Instruction ->
In the piece about one-sided love, what does the writer say every relationship is?

Reading passage ->
▬▬▬▬▬▬▬▬▬▬
Stop Falling In Love If He Stops Trying

They say that true love takes effort and that it demands sacrifices. You should fight for the one you love and be ready to overcome all obstacles life might throw at your feet. 

After all, you’ve read all the fairytales. You know how both the Prince and the Princess fight the evil witches and don’t let anyone stand in the way of their romance. 

And I couldn’t agree more: no relationship can become healthy overnight. Instead, it takes a lot of hard work, commitment, devotion, trust, and compromise to make things work. 

Of course, most importantly—it takes a lot of love to build it right. 

However, the truth is that sometimes, love isn’t enough, especially if it’s one-sided.

There is no point if you’re the only one trying, the only one pushing your relationship forward, and the only one worrying about its future.

Remember: every relationship is a two-way street, and all of your efforts are in vain if the other person isn’t ready to move his finger for the sake of your romance.
▬▬▬▬▬▬▬▬▬▬
Data ->
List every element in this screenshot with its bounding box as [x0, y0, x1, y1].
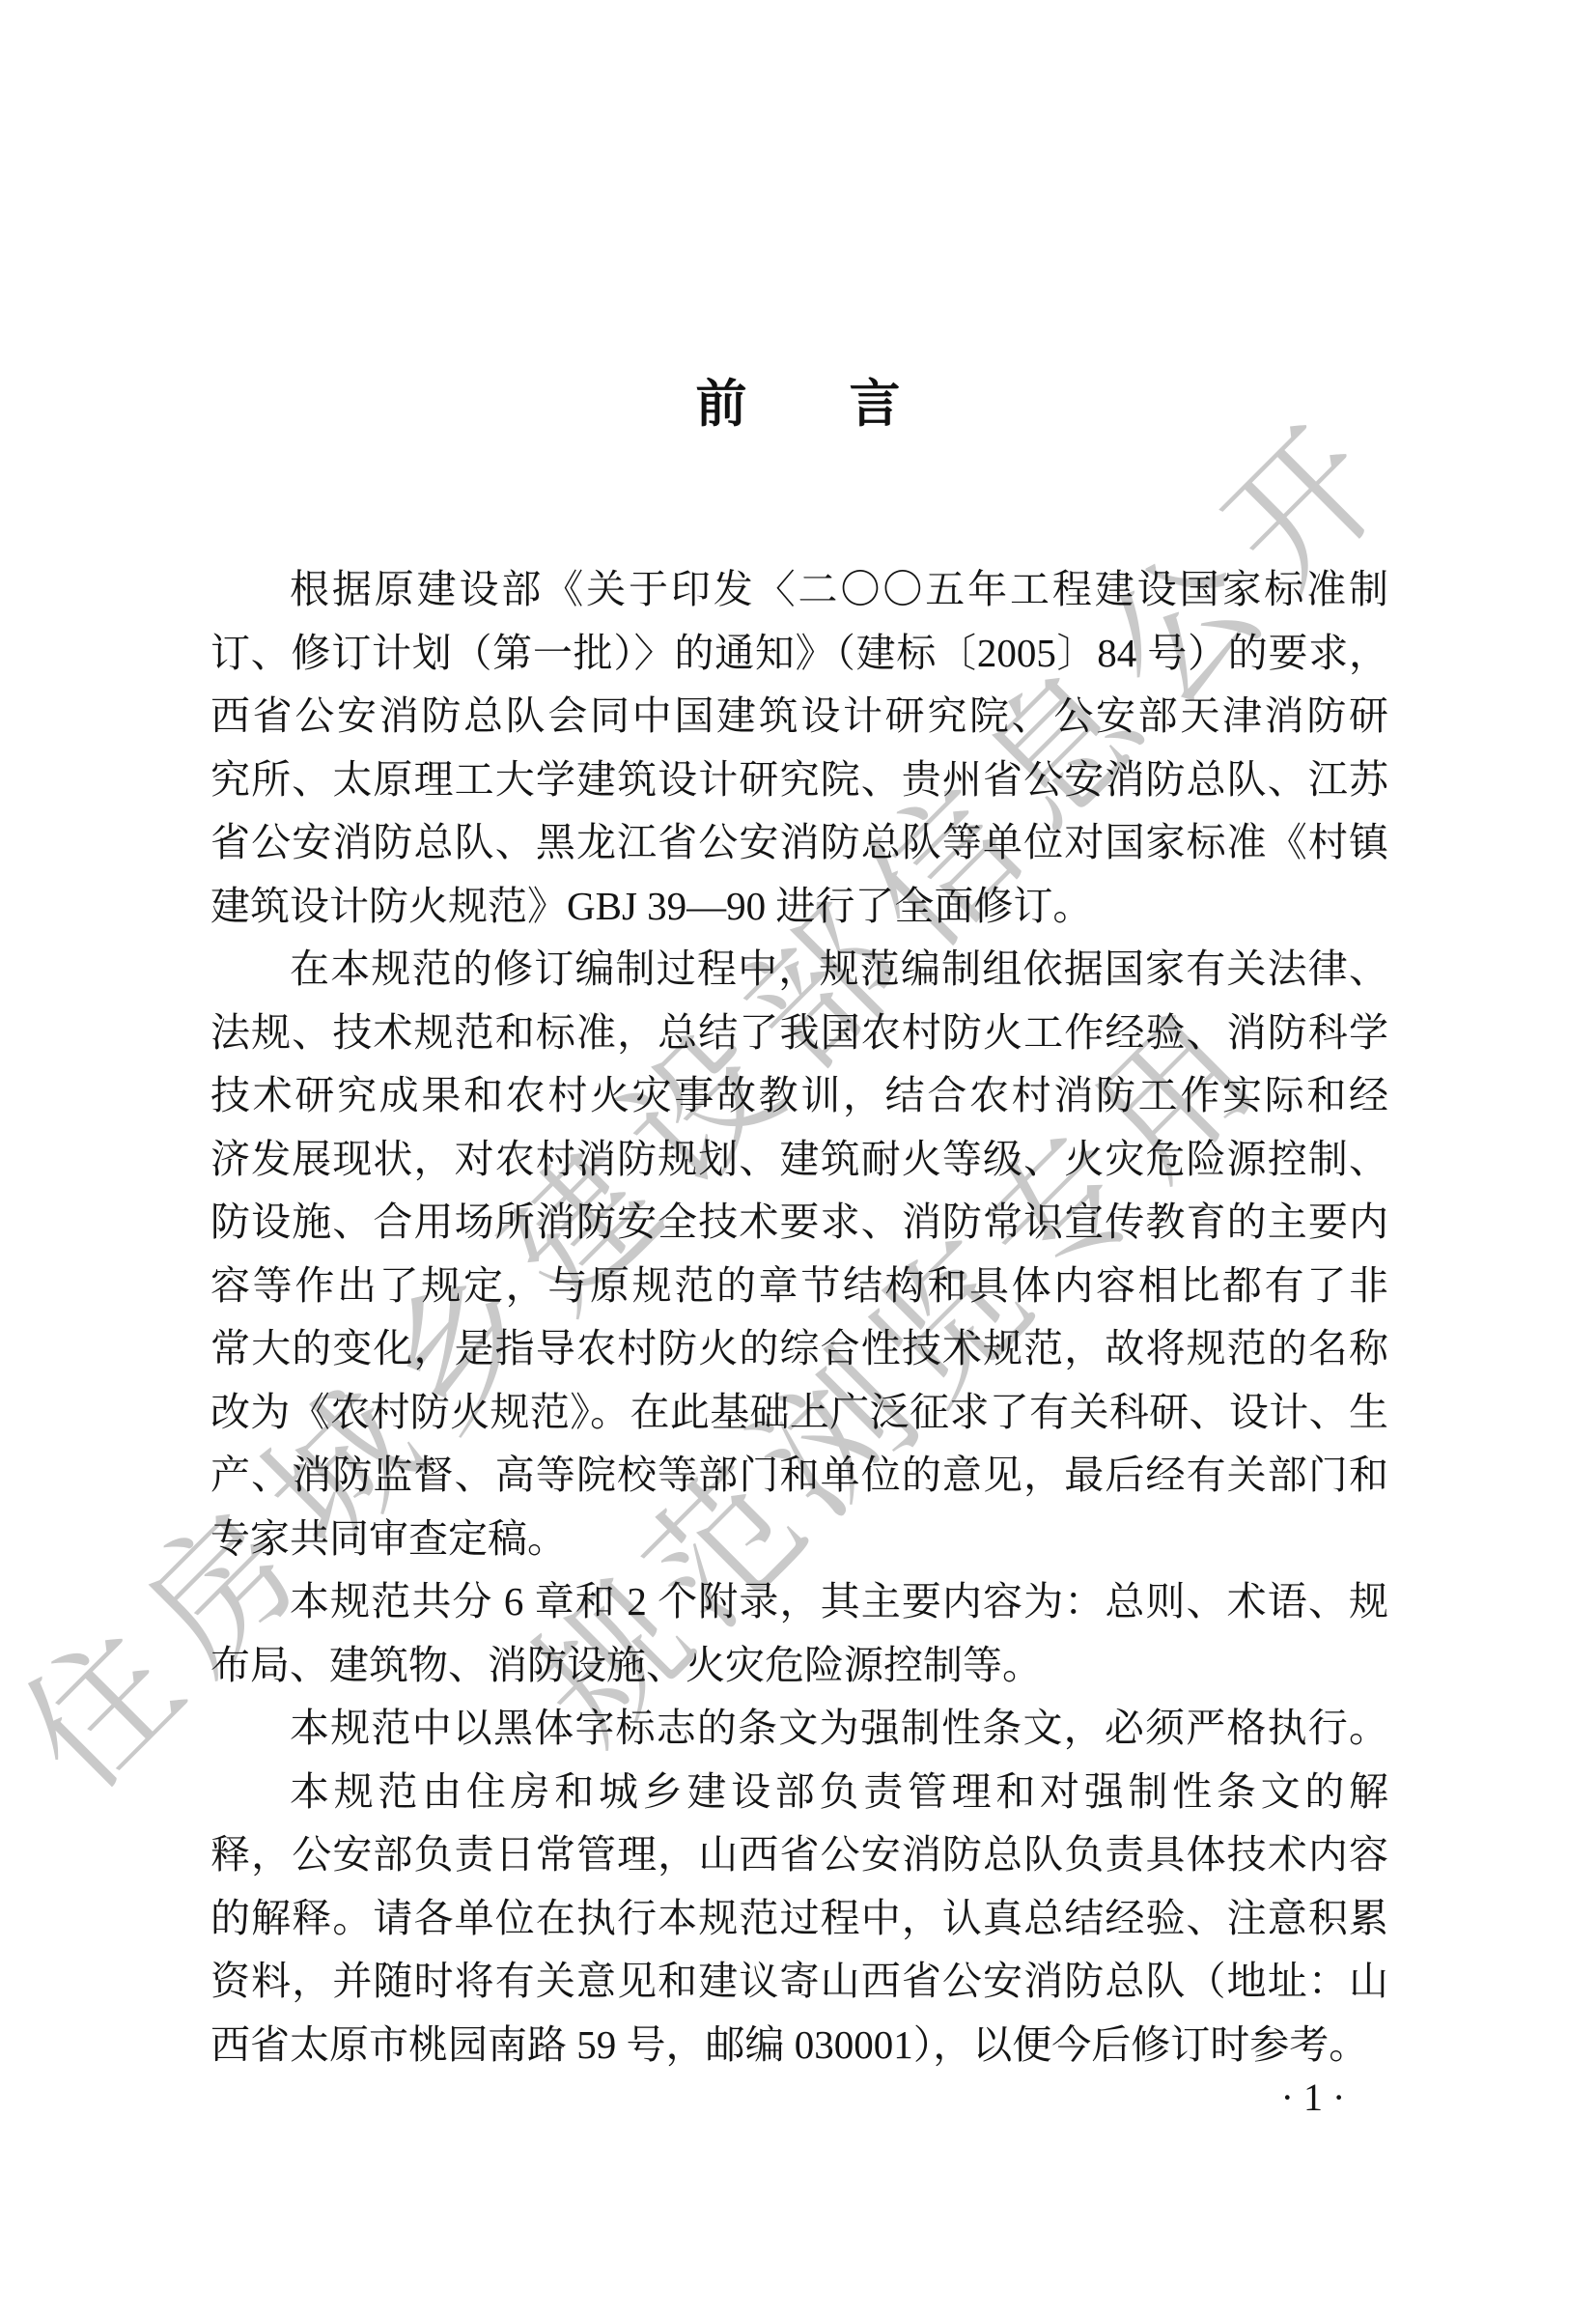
▬▬▬▬▬▬▬▬▬▬
Task result ->
A two-way street.